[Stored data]
____

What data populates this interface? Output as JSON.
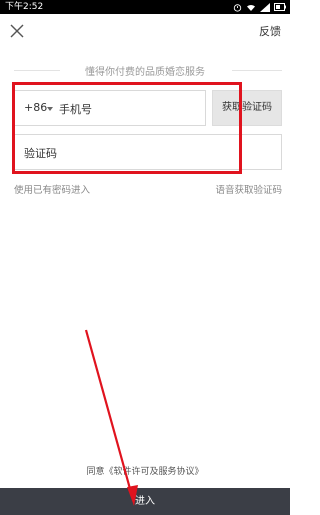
{
  "status_bar": {
    "time": "下午2:52"
  },
  "header": {
    "feedback_label": "反馈"
  },
  "login": {
    "subtitle": "懂得你付费的品质婚恋服务",
    "country_code": "+86",
    "phone_placeholder": "手机号",
    "get_code_label": "获取验证码",
    "code_placeholder": "验证码",
    "password_login_label": "使用已有密码进入",
    "voice_code_label": "语音获取验证码",
    "agreement_text": "同意《软件许可及服务协议》",
    "enter_label": "进入"
  },
  "annotation_colors": {
    "highlight": "#e0131e"
  },
  "icons": {
    "close": "close-icon",
    "wifi": "wifi-icon",
    "signal": "signal-icon",
    "battery": "battery-icon"
  }
}
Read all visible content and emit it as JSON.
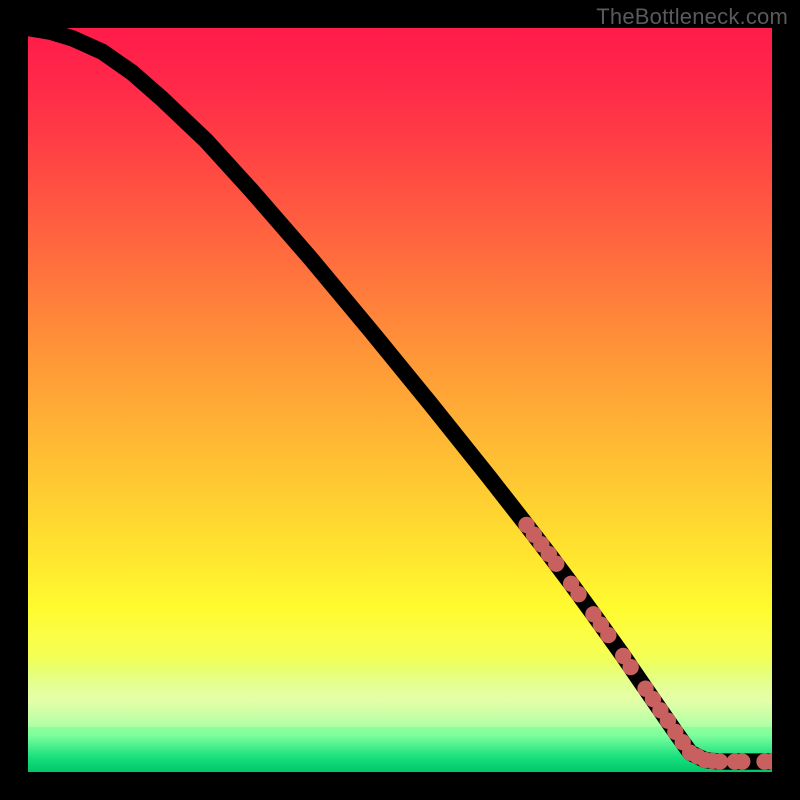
{
  "watermark": {
    "text": "TheBottleneck.com"
  },
  "colors": {
    "curve_stroke": "#000000",
    "highlight_fill": "#c8605f",
    "background": "#000000"
  },
  "chart_data": {
    "type": "line",
    "title": "",
    "xlabel": "",
    "ylabel": "",
    "xlim": [
      0,
      100
    ],
    "ylim": [
      0,
      100
    ],
    "grid": false,
    "legend": false,
    "series": [
      {
        "name": "curve",
        "x": [
          0,
          3,
          6,
          10,
          14,
          18,
          24,
          30,
          38,
          46,
          54,
          62,
          67,
          70,
          73,
          76,
          78,
          80,
          83,
          85,
          87,
          89,
          91,
          93,
          95,
          97,
          99,
          100
        ],
        "y": [
          100,
          99.5,
          98.6,
          96.8,
          94.0,
          90.5,
          84.8,
          78.2,
          69.0,
          59.4,
          49.6,
          39.6,
          33.2,
          29.3,
          25.3,
          21.2,
          18.4,
          15.6,
          11.2,
          8.3,
          5.4,
          2.6,
          1.6,
          1.4,
          1.4,
          1.4,
          1.4,
          1.4
        ]
      }
    ],
    "highlight_points": {
      "series": "curve",
      "x": [
        67,
        68,
        69,
        70,
        71,
        73,
        74,
        76,
        77,
        78,
        80,
        81,
        83,
        84,
        85,
        86,
        87,
        88,
        89,
        90,
        91,
        92,
        93,
        95,
        96,
        99,
        100
      ],
      "y": [
        33.2,
        31.9,
        30.6,
        29.3,
        28.0,
        25.3,
        23.9,
        21.2,
        19.8,
        18.4,
        15.6,
        14.1,
        11.2,
        9.8,
        8.3,
        6.9,
        5.4,
        4.0,
        2.6,
        2.1,
        1.6,
        1.5,
        1.4,
        1.4,
        1.4,
        1.4,
        1.4
      ]
    }
  }
}
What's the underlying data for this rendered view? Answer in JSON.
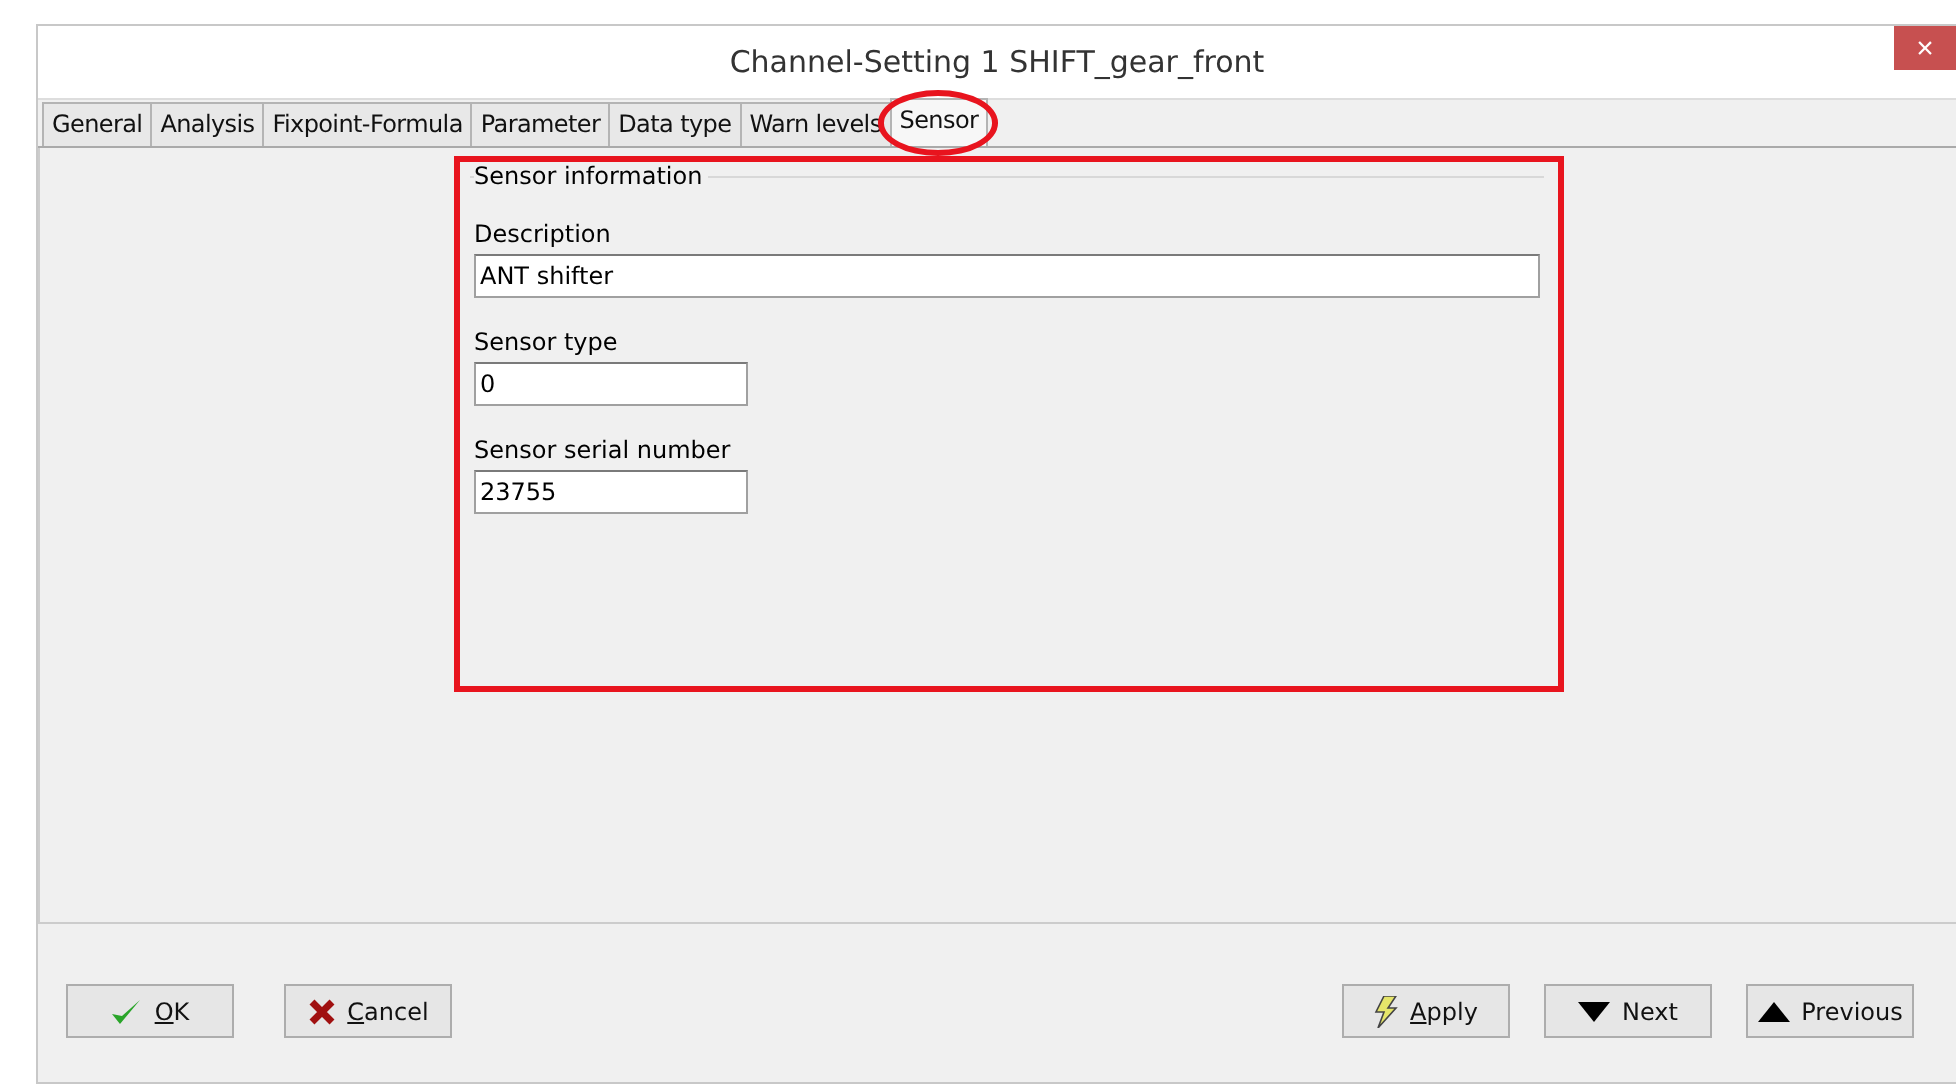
{
  "window": {
    "title": "Channel-Setting 1 SHIFT_gear_front",
    "close": "×"
  },
  "tabs": [
    {
      "label": "General",
      "selected": false,
      "highlighted": false
    },
    {
      "label": "Analysis",
      "selected": false,
      "highlighted": false
    },
    {
      "label": "Fixpoint-Formula",
      "selected": false,
      "highlighted": false
    },
    {
      "label": "Parameter",
      "selected": false,
      "highlighted": false
    },
    {
      "label": "Data type",
      "selected": false,
      "highlighted": false
    },
    {
      "label": "Warn levels",
      "selected": false,
      "highlighted": false
    },
    {
      "label": "Sensor",
      "selected": true,
      "highlighted": true
    }
  ],
  "group": {
    "title": "Sensor information",
    "highlighted": true,
    "fields": [
      {
        "label": "Description",
        "value": "ANT shifter",
        "kind": "wide"
      },
      {
        "label": "Sensor type",
        "value": "0",
        "kind": "short"
      },
      {
        "label": "Sensor serial number",
        "value": "23755",
        "kind": "short"
      }
    ]
  },
  "buttons_left": [
    {
      "label": "OK",
      "kind": "ok",
      "mnemonic": true
    },
    {
      "label": "Cancel",
      "kind": "cancel",
      "mnemonic": true
    }
  ],
  "buttons_right": [
    {
      "label": "Apply",
      "kind": "apply",
      "mnemonic": true
    },
    {
      "label": "Next",
      "kind": "next",
      "mnemonic": false
    },
    {
      "label": "Previous",
      "kind": "previous",
      "mnemonic": false
    }
  ]
}
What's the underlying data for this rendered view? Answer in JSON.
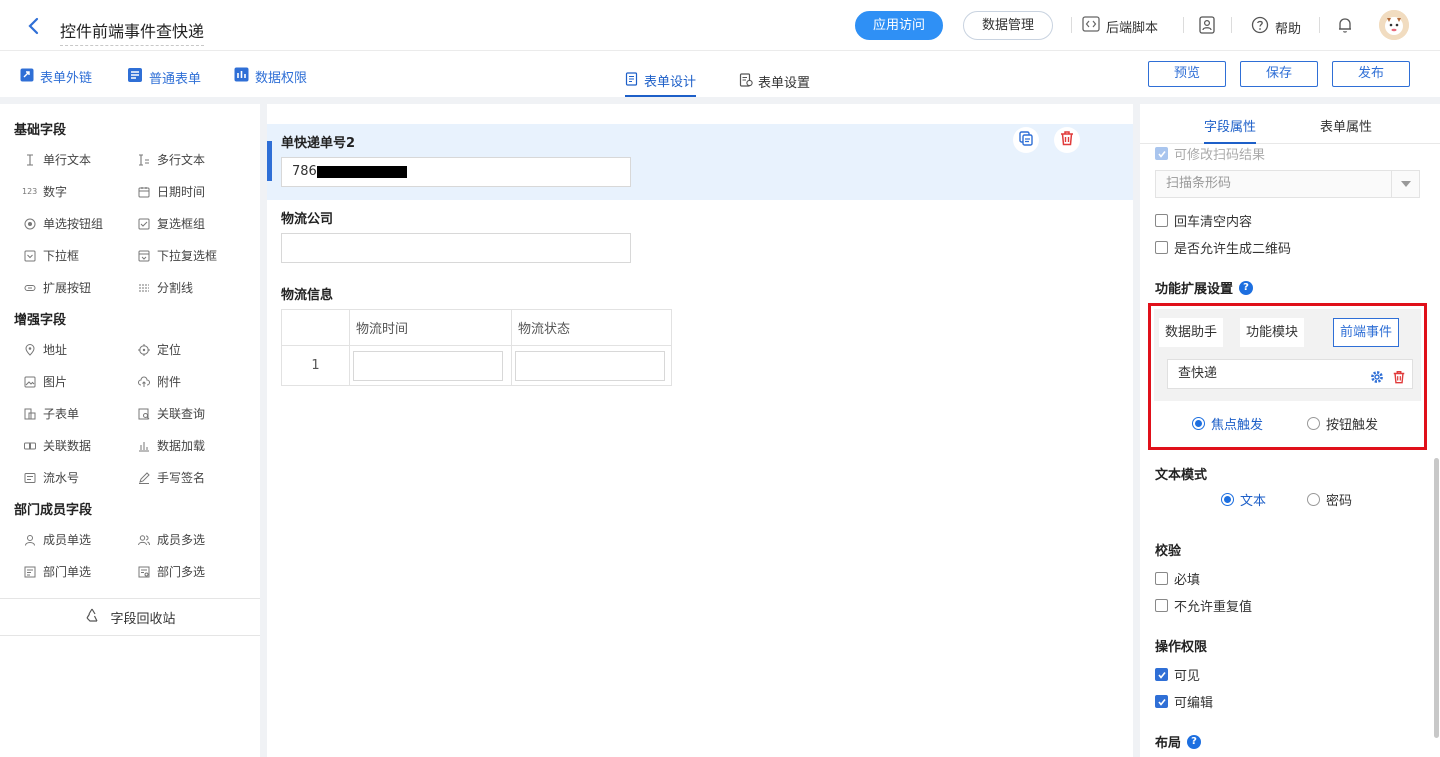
{
  "header": {
    "title": "控件前端事件查快递",
    "app_access_label": "应用访问",
    "data_manage_label": "数据管理",
    "backend_script_label": "后端脚本",
    "help_label": "帮助"
  },
  "subnav": {
    "form_link_label": "表单外链",
    "normal_form_label": "普通表单",
    "data_permission_label": "数据权限",
    "tabs": [
      {
        "label": "表单设计",
        "active": true
      },
      {
        "label": "表单设置",
        "active": false
      }
    ],
    "preview_label": "预览",
    "save_label": "保存",
    "publish_label": "发布"
  },
  "left_panel": {
    "sections": [
      {
        "title": "基础字段",
        "items": [
          {
            "label": "单行文本",
            "icon": "single-text-icon"
          },
          {
            "label": "多行文本",
            "icon": "multi-text-icon"
          },
          {
            "label": "数字",
            "icon": "number-icon"
          },
          {
            "label": "日期时间",
            "icon": "calendar-icon"
          },
          {
            "label": "单选按钮组",
            "icon": "radio-icon"
          },
          {
            "label": "复选框组",
            "icon": "checkbox-icon"
          },
          {
            "label": "下拉框",
            "icon": "dropdown-icon"
          },
          {
            "label": "下拉复选框",
            "icon": "dropdown-multi-icon"
          },
          {
            "label": "扩展按钮",
            "icon": "ext-button-icon"
          },
          {
            "label": "分割线",
            "icon": "divider-icon"
          }
        ]
      },
      {
        "title": "增强字段",
        "items": [
          {
            "label": "地址",
            "icon": "location-pin-icon"
          },
          {
            "label": "定位",
            "icon": "crosshair-icon"
          },
          {
            "label": "图片",
            "icon": "image-icon"
          },
          {
            "label": "附件",
            "icon": "cloud-upload-icon"
          },
          {
            "label": "子表单",
            "icon": "subform-icon"
          },
          {
            "label": "关联查询",
            "icon": "link-query-icon"
          },
          {
            "label": "关联数据",
            "icon": "link-data-icon"
          },
          {
            "label": "数据加载",
            "icon": "bar-chart-icon"
          },
          {
            "label": "流水号",
            "icon": "serial-icon"
          },
          {
            "label": "手写签名",
            "icon": "pen-icon"
          }
        ]
      },
      {
        "title": "部门成员字段",
        "items": [
          {
            "label": "成员单选",
            "icon": "user-icon"
          },
          {
            "label": "成员多选",
            "icon": "users-icon"
          },
          {
            "label": "部门单选",
            "icon": "dept-icon"
          },
          {
            "label": "部门多选",
            "icon": "dept-multi-icon"
          }
        ]
      }
    ],
    "recycle_label": "字段回收站"
  },
  "canvas": {
    "fields": [
      {
        "label": "单快递单号2",
        "value": "786"
      },
      {
        "label": "物流公司",
        "value": ""
      },
      {
        "label": "物流信息"
      }
    ],
    "table": {
      "headers": [
        "",
        "物流时间",
        "物流状态"
      ],
      "rows": [
        {
          "index": "1"
        }
      ]
    }
  },
  "right_panel": {
    "tabs": [
      {
        "label": "字段属性",
        "active": true
      },
      {
        "label": "表单属性",
        "active": false
      }
    ],
    "scan_editable_label": "可修改扫码结果",
    "scan_select_value": "扫描条形码",
    "enter_clear_label": "回车清空内容",
    "allow_qr_label": "是否允许生成二维码",
    "ext_settings_title": "功能扩展设置",
    "ext_tabs": [
      {
        "label": "数据助手",
        "active": false
      },
      {
        "label": "功能模块",
        "active": false
      },
      {
        "label": "前端事件",
        "active": true
      }
    ],
    "ext_event_item": "查快递",
    "trigger_options": [
      {
        "label": "焦点触发",
        "selected": true
      },
      {
        "label": "按钮触发",
        "selected": false
      }
    ],
    "text_mode_title": "文本模式",
    "text_mode_options": [
      {
        "label": "文本",
        "selected": true
      },
      {
        "label": "密码",
        "selected": false
      }
    ],
    "validation_title": "校验",
    "required_label": "必填",
    "no_duplicate_label": "不允许重复值",
    "permission_title": "操作权限",
    "visible_label": "可见",
    "editable_label": "可编辑",
    "layout_title": "布局"
  },
  "colors": {
    "primary": "#2f6fd6",
    "accent_pill": "#2f90f5",
    "highlight_border": "#e0101a",
    "delete_red": "#e03b3b",
    "selected_bg": "#e8f2fd"
  }
}
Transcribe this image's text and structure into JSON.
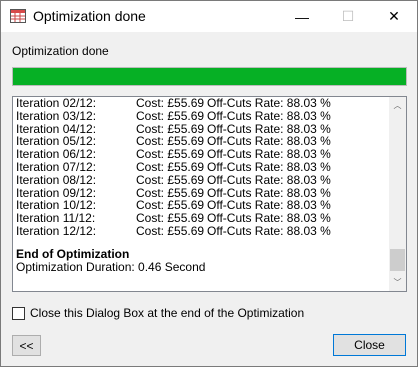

____

EXERCISE REQUIREMENTS: Reproduce every line from the entries that holds the word "multi".

OUTPUT FOR THIS TASK:
            "icon": "multi-text-icon"
            "icon": "dropdown-multi-icon"
            "icon": "dept-multi-icon"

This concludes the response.